Directives>
1/ Transcribe the passage on the disciples' prayer between "The prayer which" and "of the enemy.", inclusive.
2/ In the passage on the disciples' prayer, what would the heavenly Father give to those who asked Him?

BEGIN Excerpted passage

The prayer which He taught His disciples (chap. 11) has respect also to the
position into which they came before the gift of the Holy Ghost.
[see note #32]
Jesus Himself prayed, as the dependent man on earth. He had not yet
received the promise of the Father, in order to pour it out on His
disciples, and could not till His ascension into heaven. These, however,
are in relationship with God as their Father. The glory of His name, the
coming of His kingdom, were to occupy their first thoughts. They depended
on Him for their daily bread. They needed pardon, and to be kept from
temptation. The prayer comprised the desire of a heart true to God; the
need of the body committed to their Father's care; the grace required for
their walk when they had sinned, and in order that their flesh should not
manifest itself, that they might be saved from the power of the enemy.
The Lord then dwells on perseverance, that petitions should not be those of
a heart indifferent to the result. He assures them that their prayers
should not be in vain; also, that their heavenly Father would give the Holy
Spirit to those that asked Him. He puts them into His own relationship on
earth with God. Hearkening to God, applying to Him as a Father-it is the
whole of practical christian life.

END Excerpted passage
BEGIN Data records

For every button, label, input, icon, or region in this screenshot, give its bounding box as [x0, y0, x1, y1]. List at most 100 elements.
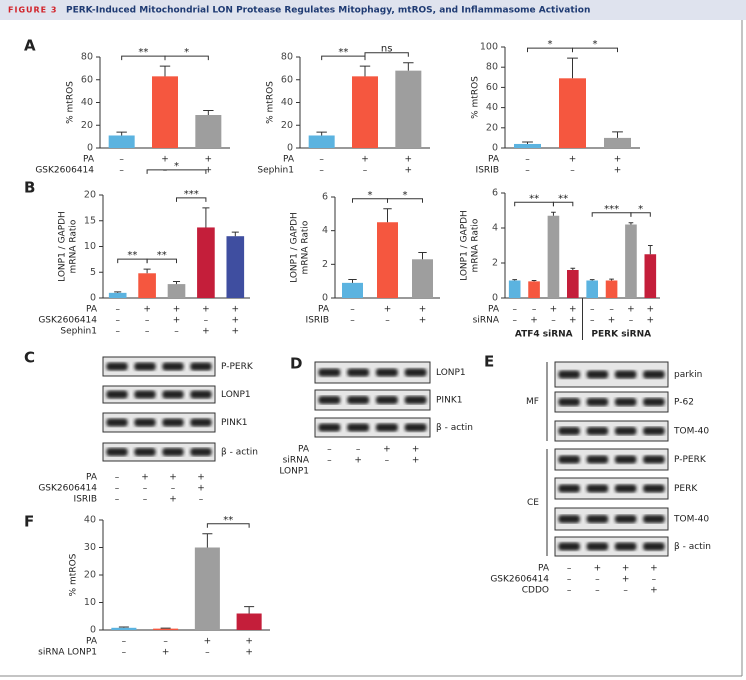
y-tick-label: 4 — [492, 223, 498, 234]
condition-sign: + — [141, 473, 149, 483]
bar — [167, 284, 186, 298]
condition-label: ISRIB — [74, 495, 97, 505]
condition-label: GSK2606414 — [38, 316, 97, 326]
condition-sign: – — [595, 586, 600, 596]
condition-sign: + — [608, 316, 616, 326]
condition-sign: + — [173, 305, 181, 315]
blot-band — [643, 398, 665, 406]
condition-sign: – — [567, 586, 572, 596]
blot-band — [404, 396, 427, 404]
y-tick-label: 40 — [486, 102, 498, 113]
condition-sign: + — [569, 155, 577, 165]
condition-sign: + — [173, 316, 181, 326]
error-bar — [531, 280, 537, 282]
blot-band — [375, 423, 398, 432]
blot-band — [134, 448, 156, 456]
condition-sign: – — [122, 637, 127, 647]
significance-label: ** — [558, 193, 568, 204]
error-bar — [316, 131, 327, 136]
y-tick-label: 4 — [322, 225, 328, 236]
significance-label: ** — [157, 250, 167, 261]
condition-label: PA — [488, 305, 500, 315]
blot-band — [558, 370, 580, 379]
significance-bracket — [552, 201, 574, 207]
panel-label: B — [24, 179, 35, 197]
bar — [197, 227, 215, 298]
blot-label: PINK1 — [221, 418, 247, 428]
y-axis-label: LONP1 / GAPDH — [460, 210, 470, 281]
blot-band — [347, 368, 370, 377]
condition-sign: – — [115, 316, 120, 326]
condition-sign: – — [525, 166, 530, 176]
bar — [352, 76, 378, 148]
significance-label: * — [368, 190, 373, 201]
condition-sign: – — [595, 575, 600, 585]
condition-sign: + — [650, 586, 658, 596]
blot-label: β - actin — [674, 542, 711, 552]
y-tick-label: 60 — [281, 74, 293, 85]
blot-frame — [102, 442, 216, 462]
condition-sign: + — [647, 316, 655, 326]
bar — [567, 270, 579, 298]
bar — [108, 135, 135, 148]
condition-sign: + — [354, 456, 362, 466]
significance-label: * — [548, 39, 553, 50]
condition-label: PA — [283, 155, 295, 165]
y-tick-label: 20 — [486, 122, 498, 133]
condition-sign: – — [205, 648, 210, 658]
condition-label: PA — [86, 637, 98, 647]
significance-bracket — [164, 55, 209, 61]
condition-label: PA — [83, 155, 95, 165]
blot-frame — [314, 417, 431, 438]
bar — [604, 137, 631, 148]
error-bar — [203, 109, 214, 116]
condition-sign: – — [174, 327, 179, 337]
significance-bracket — [387, 198, 423, 203]
condition-sign: – — [115, 473, 120, 483]
condition-sign: – — [623, 586, 628, 596]
y-tick-label: 20 — [84, 570, 96, 581]
condition-label: PA — [298, 445, 310, 455]
condition-sign: + — [197, 473, 205, 483]
condition-sign: – — [512, 316, 517, 326]
y-tick-label: 60 — [486, 82, 498, 93]
condition-sign: + — [361, 155, 369, 165]
bar — [559, 78, 586, 148]
bar — [138, 273, 156, 298]
blot-frame — [554, 448, 669, 471]
y-tick-label: 80 — [81, 52, 93, 63]
blot-band — [643, 484, 665, 493]
blot-band — [558, 427, 580, 435]
blot-band — [586, 515, 609, 523]
condition-sign: – — [163, 637, 168, 647]
y-tick-label: 0 — [492, 143, 498, 154]
blot-band — [134, 418, 156, 427]
blot-label: LONP1 — [221, 390, 251, 400]
condition-sign: + — [412, 445, 420, 455]
y-tick-label: 20 — [281, 120, 293, 131]
condition-sign: – — [199, 495, 204, 505]
y-tick-label: 0 — [87, 143, 93, 154]
figure-label: FIGURE 3 — [8, 6, 57, 15]
condition-label: ISRIB — [306, 316, 329, 326]
blot-label: β - actin — [221, 448, 258, 458]
blot-label: β - actin — [436, 423, 473, 433]
condition-label: PA — [488, 155, 500, 165]
condition-sign: – — [570, 166, 575, 176]
condition-sign: + — [197, 484, 205, 494]
y-tick-label: 6 — [492, 188, 498, 199]
section-label: CE — [527, 498, 539, 508]
condition-sign: – — [171, 484, 176, 494]
condition-label: Sephin1 — [257, 166, 294, 176]
condition-label: PA — [86, 305, 98, 315]
significance-bracket — [630, 212, 651, 217]
condition-sign: – — [652, 575, 657, 585]
blot-band — [375, 396, 398, 404]
y-tick-label: 5 — [90, 267, 96, 278]
y-tick-label: 80 — [486, 62, 498, 73]
error-bar — [159, 65, 171, 77]
condition-sign: – — [327, 456, 332, 466]
condition-label: GSK2606414 — [490, 575, 549, 585]
y-tick-label: 80 — [281, 52, 293, 63]
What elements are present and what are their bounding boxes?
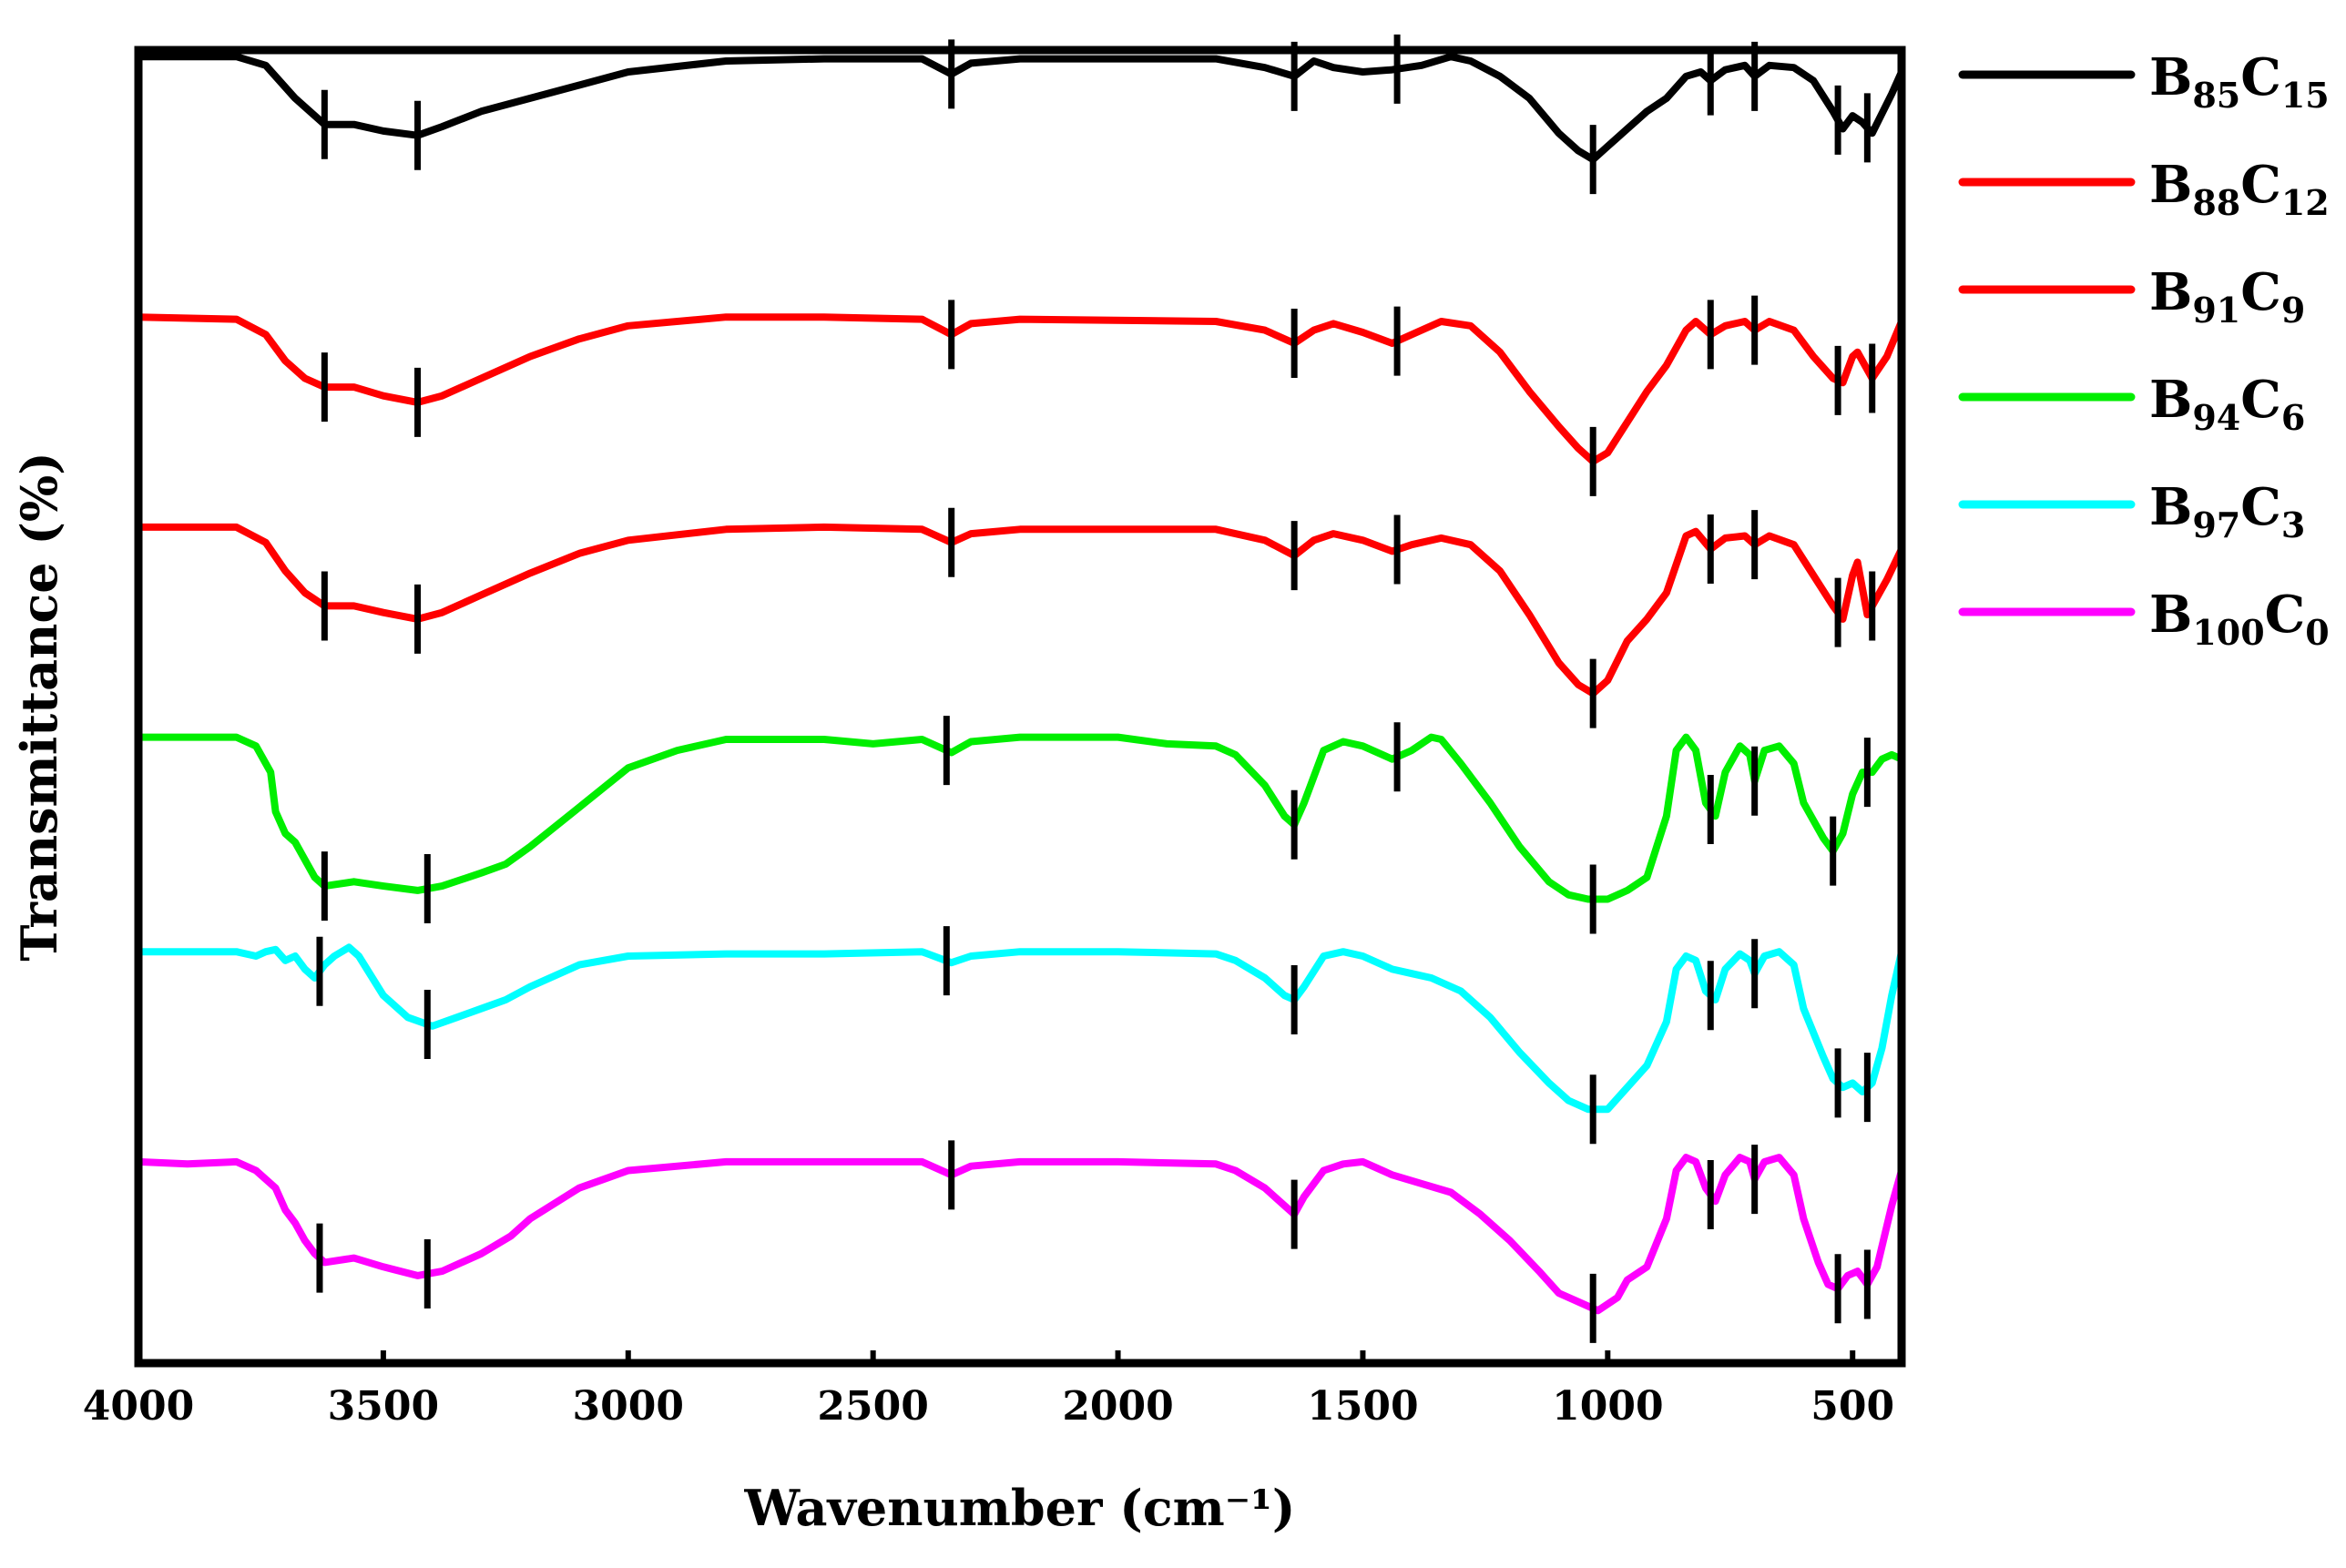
series-line-B97C3	[135, 943, 1905, 1114]
x-tick-label-1000: 1000	[1552, 1383, 1663, 1430]
legend-label-B88C12: B88C12	[2149, 155, 2330, 223]
series-line-B94C6	[135, 733, 1905, 903]
series-layer	[135, 53, 1905, 1315]
peak-markers	[316, 34, 1876, 1343]
x-axis-ticks: 4000 3500 3000 2500 2000 1500 1000 500	[83, 1350, 1894, 1430]
plot-frame	[134, 46, 1906, 1368]
x-tick-label-3500: 3500	[328, 1383, 439, 1430]
x-tick-label-3000: 3000	[573, 1383, 684, 1430]
series-line-B85C15	[135, 53, 1905, 164]
legend-label-B100C0: B100C0	[2149, 585, 2330, 653]
x-tick-label-500: 500	[1810, 1383, 1894, 1430]
legend-label-B91C9: B91C9	[2149, 262, 2305, 331]
legend-label-B97C3: B97C3	[2149, 477, 2305, 545]
x-tick-label-1500: 1500	[1307, 1383, 1418, 1430]
legend-label-B94C6: B94C6	[2149, 370, 2305, 438]
series-line-B91C9	[135, 523, 1905, 697]
y-axis-title: Transmittance (%)	[10, 452, 68, 962]
x-tick-label-2000: 2000	[1062, 1383, 1173, 1430]
x-tick-label-2500: 2500	[817, 1383, 928, 1430]
x-axis-title: Wavenumber (cm⁻¹)	[744, 1479, 1296, 1537]
series-line-B100C0	[135, 1154, 1905, 1315]
x-tick-label-4000: 4000	[83, 1383, 194, 1430]
legend: B85C15 B88C12 B91C9 B94C6 B97C3 B100C0	[1958, 47, 2330, 653]
series-line-B88C12	[135, 313, 1905, 465]
legend-label-B85C15: B85C15	[2149, 47, 2330, 116]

END Data records

Task answers>
1/
The prayer which He taught His disciples (chap. 11) has respect also to the
position into which they came before the gift of the Holy Ghost.
[see note #32]
Jesus Himself prayed, as the dependent man on earth. He had not yet
received the promise of the Father, in order to pour it out on His
disciples, and could not till His ascension into heaven. These, however,
are in relationship with God as their Father. The glory of His name, the
coming of His kingdom, were to occupy their first thoughts. They depended
on Him for their daily bread. They needed pardon, and to be kept from
temptation. The prayer comprised the desire of a heart true to God; the
need of the body committed to their Father's care; the grace required for
their walk when they had sinned, and in order that their flesh should not
manifest itself, that they might be saved from the power of the enemy.

2/ The Holy Spirit.